## EXERCISE AIM
Gather the lines below that include the string "presented", copying each in full.

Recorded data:

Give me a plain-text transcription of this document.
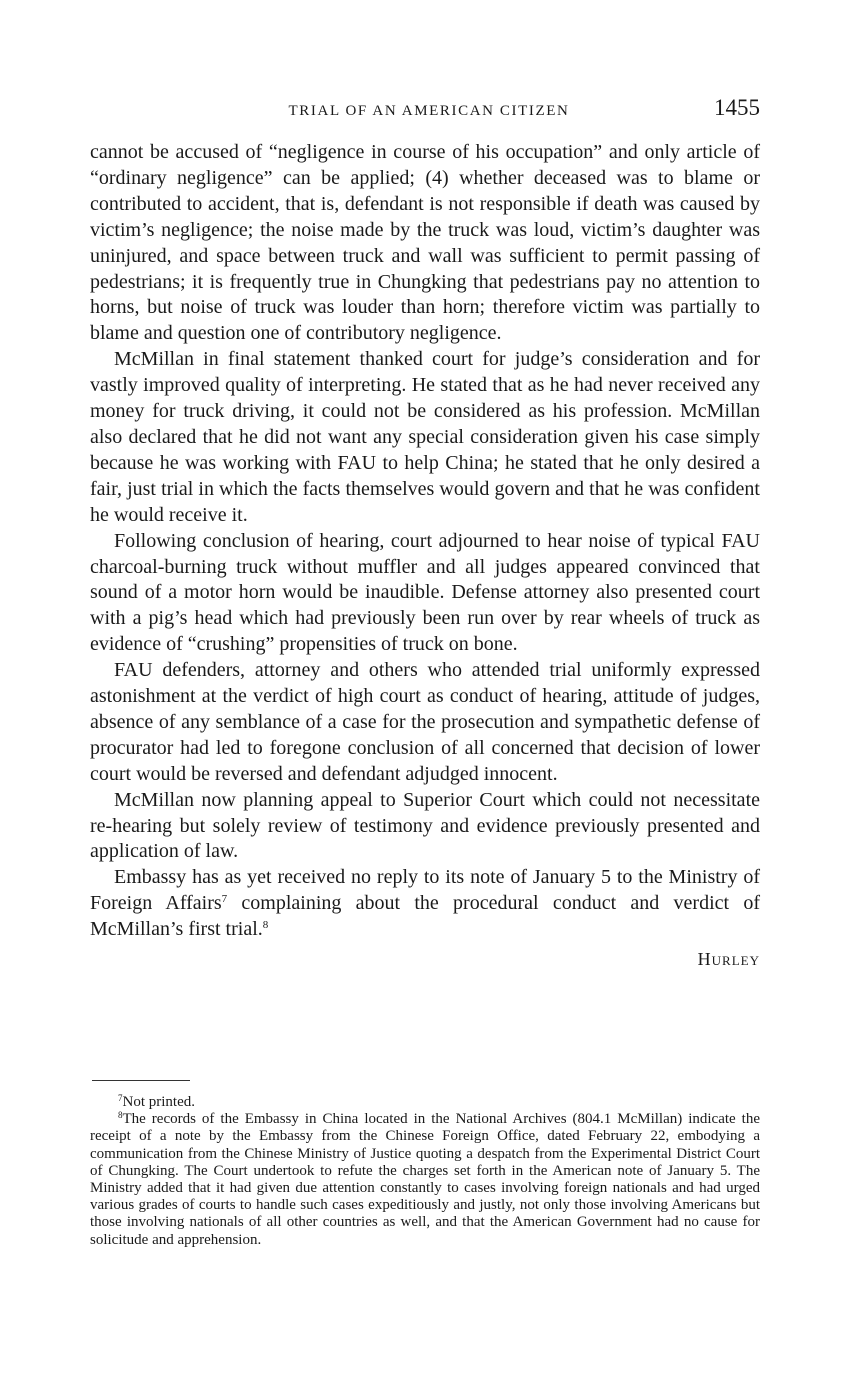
TRIAL OF AN AMERICAN CITIZEN	1455

cannot be accused of “negligence in course of his occupation” and only article of “ordinary negligence” can be applied; (4) whether deceased was to blame or contributed to accident, that is, defendant is not responsible if death was caused by victim’s negligence; the noise made by the truck was loud, victim’s daughter was uninjured, and space between truck and wall was sufficient to permit passing of pedestrians; it is frequently true in Chungking that pedestrians pay no attention to horns, but noise of truck was louder than horn; therefore victim was partially to blame and question one of contributory negligence.

McMillan in final statement thanked court for judge’s consideration and for vastly improved quality of interpreting. He stated that as he had never received any money for truck driving, it could not be considered as his profession. McMillan also declared that he did not want any special consideration given his case simply because he was working with FAU to help China; he stated that he only desired a fair, just trial in which the facts themselves would govern and that he was confident he would receive it.

Following conclusion of hearing, court adjourned to hear noise of typical FAU charcoal-burning truck without muffler and all judges appeared convinced that sound of a motor horn would be inaudible. Defense attorney also presented court with a pig’s head which had previously been run over by rear wheels of truck as evidence of “crushing” propensities of truck on bone.

FAU defenders, attorney and others who attended trial uniformly expressed astonishment at the verdict of high court as conduct of hearing, attitude of judges, absence of any semblance of a case for the prosecution and sympathetic defense of procurator had led to foregone conclusion of all concerned that decision of lower court would be reversed and defendant adjudged innocent.

McMillan now planning appeal to Superior Court which could not necessitate re-hearing but solely review of testimony and evidence previously presented and application of law.

Embassy has as yet received no reply to its note of January 5 to the Ministry of Foreign Affairs$^7$ complaining about the procedural conduct and verdict of McMillan’s first trial.$^8$

Hurley

$^7$Not printed.

$^8$The records of the Embassy in China located in the National Archives (804.1 McMillan) indicate the receipt of a note by the Embassy from the Chinese Foreign Office, dated February 22, embodying a communication from the Chinese Ministry of Justice quoting a despatch from the Experimental District Court of Chungking. The Court undertook to refute the charges set forth in the American note of January 5. The Ministry added that it had given due attention constantly to cases involving foreign nationals and had urged various grades of courts to handle such cases expeditiously and justly, not only those involving Americans but those involving nationals of all other countries as well, and that the American Government had no cause for solicitude and apprehension.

## TASK OUTPUT
Following conclusion of hearing, court adjourned to hear noise of typical FAU charcoal-burning truck without muffler and all judges appeared convinced that sound of a motor horn would be inaudible. Defense attorney also presented court with a pig’s head which had previously been run over by rear wheels of truck as evidence of “crushing” propensities of truck on bone.
McMillan now planning appeal to Superior Court which could not necessitate re-hearing but solely review of testimony and evidence previously presented and application of law.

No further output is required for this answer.